---- Exercise input

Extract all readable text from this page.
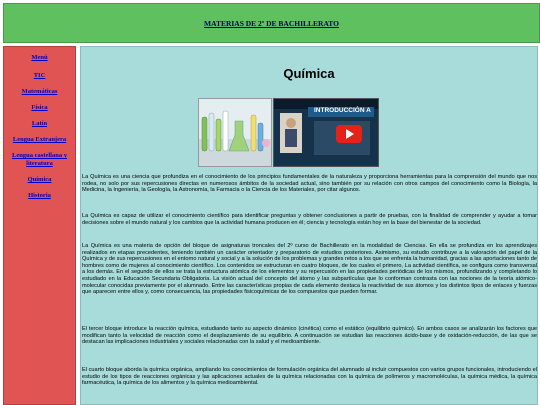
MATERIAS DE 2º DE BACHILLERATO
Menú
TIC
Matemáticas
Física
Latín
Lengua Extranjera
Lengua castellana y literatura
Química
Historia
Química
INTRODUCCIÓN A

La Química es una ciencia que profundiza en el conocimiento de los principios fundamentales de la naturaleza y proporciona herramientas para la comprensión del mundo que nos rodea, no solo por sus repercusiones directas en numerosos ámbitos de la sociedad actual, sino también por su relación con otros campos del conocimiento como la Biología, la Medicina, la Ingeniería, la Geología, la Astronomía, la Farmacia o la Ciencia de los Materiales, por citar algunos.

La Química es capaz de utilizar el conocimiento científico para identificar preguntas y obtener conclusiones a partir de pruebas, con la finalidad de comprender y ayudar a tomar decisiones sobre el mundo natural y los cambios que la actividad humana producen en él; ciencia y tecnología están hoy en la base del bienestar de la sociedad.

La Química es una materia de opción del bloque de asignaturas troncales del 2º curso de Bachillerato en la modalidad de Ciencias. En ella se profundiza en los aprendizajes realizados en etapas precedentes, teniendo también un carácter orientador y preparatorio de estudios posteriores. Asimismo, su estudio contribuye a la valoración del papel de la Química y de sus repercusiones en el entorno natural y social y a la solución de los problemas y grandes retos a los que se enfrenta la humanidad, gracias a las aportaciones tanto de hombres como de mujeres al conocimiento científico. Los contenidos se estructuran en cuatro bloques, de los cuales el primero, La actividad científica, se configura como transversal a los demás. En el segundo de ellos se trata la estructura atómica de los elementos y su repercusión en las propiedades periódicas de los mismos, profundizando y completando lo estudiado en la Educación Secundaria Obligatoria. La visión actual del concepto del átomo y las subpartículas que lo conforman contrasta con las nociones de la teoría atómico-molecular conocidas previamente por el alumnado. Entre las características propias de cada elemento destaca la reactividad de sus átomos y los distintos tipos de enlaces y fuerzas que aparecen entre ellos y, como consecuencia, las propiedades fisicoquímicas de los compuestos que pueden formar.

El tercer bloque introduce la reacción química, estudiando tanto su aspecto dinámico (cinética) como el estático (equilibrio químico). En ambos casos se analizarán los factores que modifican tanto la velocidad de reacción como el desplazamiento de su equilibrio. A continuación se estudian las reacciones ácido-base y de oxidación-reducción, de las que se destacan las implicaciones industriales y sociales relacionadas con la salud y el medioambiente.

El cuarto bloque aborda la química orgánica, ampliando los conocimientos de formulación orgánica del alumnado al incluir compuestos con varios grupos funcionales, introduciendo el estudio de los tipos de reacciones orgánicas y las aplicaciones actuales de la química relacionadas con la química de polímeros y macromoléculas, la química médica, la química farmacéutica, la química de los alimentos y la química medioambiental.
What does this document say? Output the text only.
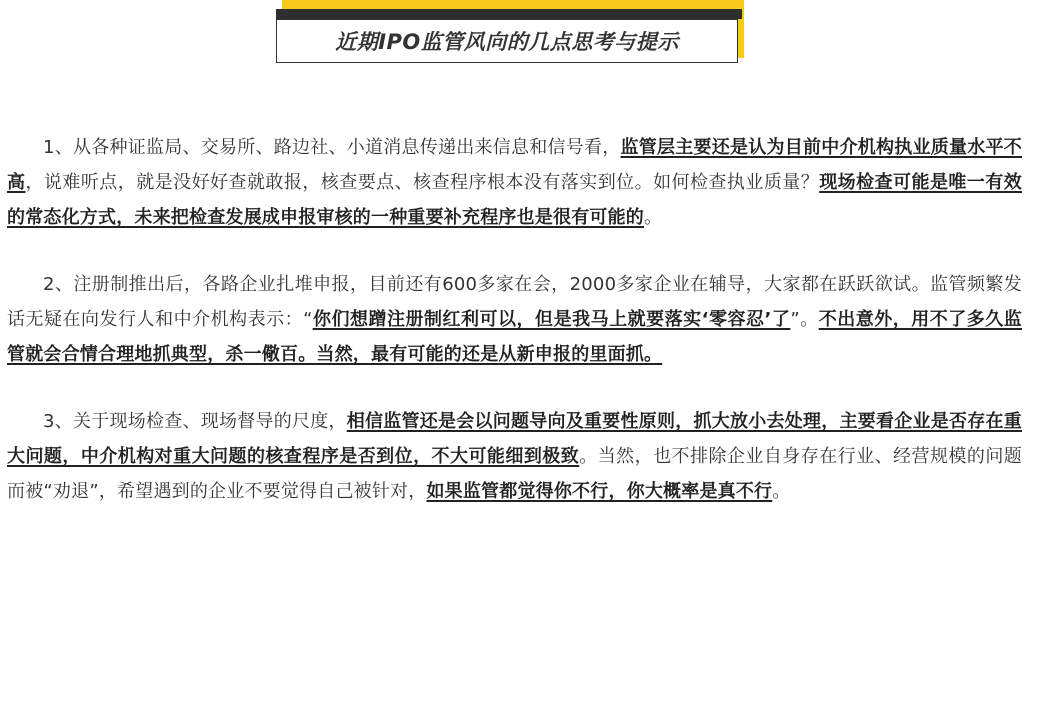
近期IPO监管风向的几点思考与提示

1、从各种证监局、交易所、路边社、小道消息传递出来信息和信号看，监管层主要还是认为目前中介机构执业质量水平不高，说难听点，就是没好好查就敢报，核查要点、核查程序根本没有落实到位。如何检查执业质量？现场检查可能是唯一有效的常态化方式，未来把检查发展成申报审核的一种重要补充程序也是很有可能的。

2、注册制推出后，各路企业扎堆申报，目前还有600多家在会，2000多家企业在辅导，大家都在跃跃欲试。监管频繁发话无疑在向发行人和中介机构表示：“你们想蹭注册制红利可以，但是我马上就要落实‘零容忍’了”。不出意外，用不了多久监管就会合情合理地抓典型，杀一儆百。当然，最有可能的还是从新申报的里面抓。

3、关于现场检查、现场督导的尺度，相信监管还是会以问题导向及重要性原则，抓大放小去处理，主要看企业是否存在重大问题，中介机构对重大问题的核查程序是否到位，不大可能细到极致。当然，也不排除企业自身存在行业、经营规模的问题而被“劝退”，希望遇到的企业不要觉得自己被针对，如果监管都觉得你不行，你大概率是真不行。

--------

▶ [Written exercise]: Write out word for word every line from the line with "What does this" through the final line of the records, both included, skipping the pictures.

▶ [Written response]:
What does this document say? Output the text only.
近期IPO监管风向的几点思考与提示

1、从各种证监局、交易所、路边社、小道消息传递出来信息和信号看，监管层主要还是认为目前中介机构执业质量水平不高，说难听点，就是没好好查就敢报，核查要点、核查程序根本没有落实到位。如何检查执业质量？现场检查可能是唯一有效的常态化方式，未来把检查发展成申报审核的一种重要补充程序也是很有可能的。

2、注册制推出后，各路企业扎堆申报，目前还有600多家在会，2000多家企业在辅导，大家都在跃跃欲试。监管频繁发话无疑在向发行人和中介机构表示：“你们想蹭注册制红利可以，但是我马上就要落实‘零容忍’了”。不出意外，用不了多久监管就会合情合理地抓典型，杀一儆百。当然，最有可能的还是从新申报的里面抓。

3、关于现场检查、现场督导的尺度，相信监管还是会以问题导向及重要性原则，抓大放小去处理，主要看企业是否存在重大问题，中介机构对重大问题的核查程序是否到位，不大可能细到极致。当然，也不排除企业自身存在行业、经营规模的问题而被“劝退”，希望遇到的企业不要觉得自己被针对，如果监管都觉得你不行，你大概率是真不行。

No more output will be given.